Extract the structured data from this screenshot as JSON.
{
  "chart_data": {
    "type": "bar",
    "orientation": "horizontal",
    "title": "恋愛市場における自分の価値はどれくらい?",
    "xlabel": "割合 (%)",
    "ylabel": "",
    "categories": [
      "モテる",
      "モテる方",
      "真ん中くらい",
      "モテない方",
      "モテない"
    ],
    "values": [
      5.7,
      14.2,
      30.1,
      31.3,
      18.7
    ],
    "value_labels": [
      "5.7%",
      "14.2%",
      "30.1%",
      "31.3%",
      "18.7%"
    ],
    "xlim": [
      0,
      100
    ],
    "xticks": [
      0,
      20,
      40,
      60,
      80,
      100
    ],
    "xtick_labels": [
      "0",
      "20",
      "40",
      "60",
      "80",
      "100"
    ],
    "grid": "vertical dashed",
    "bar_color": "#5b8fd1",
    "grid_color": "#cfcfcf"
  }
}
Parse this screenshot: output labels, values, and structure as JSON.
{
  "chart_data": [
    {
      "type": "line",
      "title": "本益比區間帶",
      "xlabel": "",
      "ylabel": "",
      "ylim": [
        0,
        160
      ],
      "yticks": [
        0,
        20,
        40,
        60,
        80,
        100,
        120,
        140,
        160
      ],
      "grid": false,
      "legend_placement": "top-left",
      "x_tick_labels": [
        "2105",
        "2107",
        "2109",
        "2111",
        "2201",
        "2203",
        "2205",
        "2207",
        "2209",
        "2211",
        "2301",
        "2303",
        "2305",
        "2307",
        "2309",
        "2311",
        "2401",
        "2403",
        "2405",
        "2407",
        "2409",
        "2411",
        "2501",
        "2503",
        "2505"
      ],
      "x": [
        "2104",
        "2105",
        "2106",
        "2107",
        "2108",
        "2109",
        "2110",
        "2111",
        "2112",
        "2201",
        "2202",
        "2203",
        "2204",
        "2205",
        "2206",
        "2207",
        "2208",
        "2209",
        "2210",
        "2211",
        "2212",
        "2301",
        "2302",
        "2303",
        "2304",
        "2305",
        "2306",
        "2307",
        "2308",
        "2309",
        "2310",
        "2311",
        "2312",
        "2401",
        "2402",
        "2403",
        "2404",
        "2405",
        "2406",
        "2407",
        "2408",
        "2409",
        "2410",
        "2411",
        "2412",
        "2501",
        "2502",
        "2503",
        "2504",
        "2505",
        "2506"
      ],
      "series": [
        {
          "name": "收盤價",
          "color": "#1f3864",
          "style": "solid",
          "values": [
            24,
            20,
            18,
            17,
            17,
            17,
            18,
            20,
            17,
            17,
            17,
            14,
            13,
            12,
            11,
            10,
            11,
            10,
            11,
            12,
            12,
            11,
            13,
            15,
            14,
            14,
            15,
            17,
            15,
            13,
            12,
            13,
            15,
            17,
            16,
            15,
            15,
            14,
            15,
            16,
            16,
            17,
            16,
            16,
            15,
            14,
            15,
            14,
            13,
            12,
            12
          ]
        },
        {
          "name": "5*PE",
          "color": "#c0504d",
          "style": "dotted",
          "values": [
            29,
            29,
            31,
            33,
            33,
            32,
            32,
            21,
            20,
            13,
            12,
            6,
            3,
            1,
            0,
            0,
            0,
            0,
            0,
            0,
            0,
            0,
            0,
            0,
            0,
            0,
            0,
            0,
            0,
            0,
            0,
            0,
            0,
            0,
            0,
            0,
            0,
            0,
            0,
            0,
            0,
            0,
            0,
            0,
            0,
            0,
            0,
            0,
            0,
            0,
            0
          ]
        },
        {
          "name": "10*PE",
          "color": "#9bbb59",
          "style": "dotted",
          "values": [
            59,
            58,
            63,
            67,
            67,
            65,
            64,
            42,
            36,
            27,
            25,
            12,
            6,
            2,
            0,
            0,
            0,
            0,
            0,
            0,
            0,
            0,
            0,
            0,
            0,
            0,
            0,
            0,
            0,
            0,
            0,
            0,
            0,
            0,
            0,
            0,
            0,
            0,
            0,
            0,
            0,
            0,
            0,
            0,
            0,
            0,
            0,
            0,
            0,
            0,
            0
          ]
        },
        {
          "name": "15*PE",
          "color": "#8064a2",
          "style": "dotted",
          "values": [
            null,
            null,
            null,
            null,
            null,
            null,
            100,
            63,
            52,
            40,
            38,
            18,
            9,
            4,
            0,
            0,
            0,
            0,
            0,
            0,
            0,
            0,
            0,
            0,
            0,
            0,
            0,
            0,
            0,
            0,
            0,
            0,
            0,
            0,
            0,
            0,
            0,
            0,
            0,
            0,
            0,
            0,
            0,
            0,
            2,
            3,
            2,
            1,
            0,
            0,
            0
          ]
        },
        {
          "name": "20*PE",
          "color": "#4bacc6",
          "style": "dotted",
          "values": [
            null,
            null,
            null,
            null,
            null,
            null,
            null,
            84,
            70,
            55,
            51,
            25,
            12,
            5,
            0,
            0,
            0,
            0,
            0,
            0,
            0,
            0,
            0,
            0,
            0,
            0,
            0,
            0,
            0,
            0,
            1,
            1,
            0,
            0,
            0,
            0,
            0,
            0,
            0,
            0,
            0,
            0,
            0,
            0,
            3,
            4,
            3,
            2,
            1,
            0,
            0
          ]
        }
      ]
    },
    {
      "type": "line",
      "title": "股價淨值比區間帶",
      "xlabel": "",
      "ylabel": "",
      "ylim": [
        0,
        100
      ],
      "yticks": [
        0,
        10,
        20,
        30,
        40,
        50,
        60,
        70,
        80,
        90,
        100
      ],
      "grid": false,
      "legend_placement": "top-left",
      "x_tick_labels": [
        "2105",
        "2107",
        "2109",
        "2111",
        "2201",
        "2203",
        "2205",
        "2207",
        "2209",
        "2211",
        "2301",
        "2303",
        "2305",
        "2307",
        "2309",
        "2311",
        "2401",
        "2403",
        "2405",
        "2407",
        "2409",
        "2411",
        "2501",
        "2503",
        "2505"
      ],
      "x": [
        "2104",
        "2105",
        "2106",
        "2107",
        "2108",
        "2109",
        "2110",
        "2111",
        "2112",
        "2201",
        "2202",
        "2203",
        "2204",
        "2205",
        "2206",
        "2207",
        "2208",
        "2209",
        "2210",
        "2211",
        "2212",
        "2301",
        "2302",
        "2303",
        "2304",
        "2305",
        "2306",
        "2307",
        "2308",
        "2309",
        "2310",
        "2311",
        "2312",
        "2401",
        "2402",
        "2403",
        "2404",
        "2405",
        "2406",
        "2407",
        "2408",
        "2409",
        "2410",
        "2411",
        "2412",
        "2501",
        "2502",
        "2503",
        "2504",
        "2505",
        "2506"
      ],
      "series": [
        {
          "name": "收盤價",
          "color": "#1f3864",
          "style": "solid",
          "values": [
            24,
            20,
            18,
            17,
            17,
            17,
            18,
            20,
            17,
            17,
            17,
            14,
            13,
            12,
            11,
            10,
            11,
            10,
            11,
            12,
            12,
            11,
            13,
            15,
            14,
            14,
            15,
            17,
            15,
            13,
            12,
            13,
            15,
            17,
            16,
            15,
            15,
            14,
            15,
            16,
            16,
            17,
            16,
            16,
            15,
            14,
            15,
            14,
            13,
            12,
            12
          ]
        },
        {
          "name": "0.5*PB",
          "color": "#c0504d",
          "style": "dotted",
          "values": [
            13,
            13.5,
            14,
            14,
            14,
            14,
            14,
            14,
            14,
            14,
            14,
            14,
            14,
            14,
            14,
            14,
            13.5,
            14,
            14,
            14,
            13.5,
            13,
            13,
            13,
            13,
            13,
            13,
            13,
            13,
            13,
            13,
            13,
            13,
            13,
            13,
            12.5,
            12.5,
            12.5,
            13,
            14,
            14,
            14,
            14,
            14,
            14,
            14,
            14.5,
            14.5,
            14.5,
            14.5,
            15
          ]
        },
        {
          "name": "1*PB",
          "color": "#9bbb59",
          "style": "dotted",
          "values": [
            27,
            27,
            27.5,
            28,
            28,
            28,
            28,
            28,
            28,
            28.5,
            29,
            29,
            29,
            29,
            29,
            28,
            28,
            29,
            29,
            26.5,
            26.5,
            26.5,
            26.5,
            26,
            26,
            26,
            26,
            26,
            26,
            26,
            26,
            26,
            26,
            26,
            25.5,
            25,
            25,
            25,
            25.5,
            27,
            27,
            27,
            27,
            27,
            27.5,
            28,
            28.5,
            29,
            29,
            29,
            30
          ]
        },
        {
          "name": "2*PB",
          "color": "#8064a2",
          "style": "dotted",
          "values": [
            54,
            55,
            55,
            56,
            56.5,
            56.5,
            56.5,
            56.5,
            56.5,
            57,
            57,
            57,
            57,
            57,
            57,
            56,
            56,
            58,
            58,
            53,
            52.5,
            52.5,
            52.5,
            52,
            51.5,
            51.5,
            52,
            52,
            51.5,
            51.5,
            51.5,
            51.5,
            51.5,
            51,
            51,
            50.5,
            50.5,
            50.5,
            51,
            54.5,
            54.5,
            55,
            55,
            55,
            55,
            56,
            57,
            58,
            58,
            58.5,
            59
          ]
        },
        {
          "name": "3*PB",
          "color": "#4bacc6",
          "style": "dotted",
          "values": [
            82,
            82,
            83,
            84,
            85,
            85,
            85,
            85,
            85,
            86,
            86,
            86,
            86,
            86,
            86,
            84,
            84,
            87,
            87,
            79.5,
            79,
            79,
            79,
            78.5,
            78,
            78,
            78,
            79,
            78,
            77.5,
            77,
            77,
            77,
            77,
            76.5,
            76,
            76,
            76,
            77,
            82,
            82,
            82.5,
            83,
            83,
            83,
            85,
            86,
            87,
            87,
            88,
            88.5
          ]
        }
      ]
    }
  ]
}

> _What the task asks_: Copy the lines from the entries above in which the word "JSON" appears.

> _Solution to this task_:
Extract the structured data from this screenshot as JSON.
Parse this screenshot: output labels, values, and structure as JSON.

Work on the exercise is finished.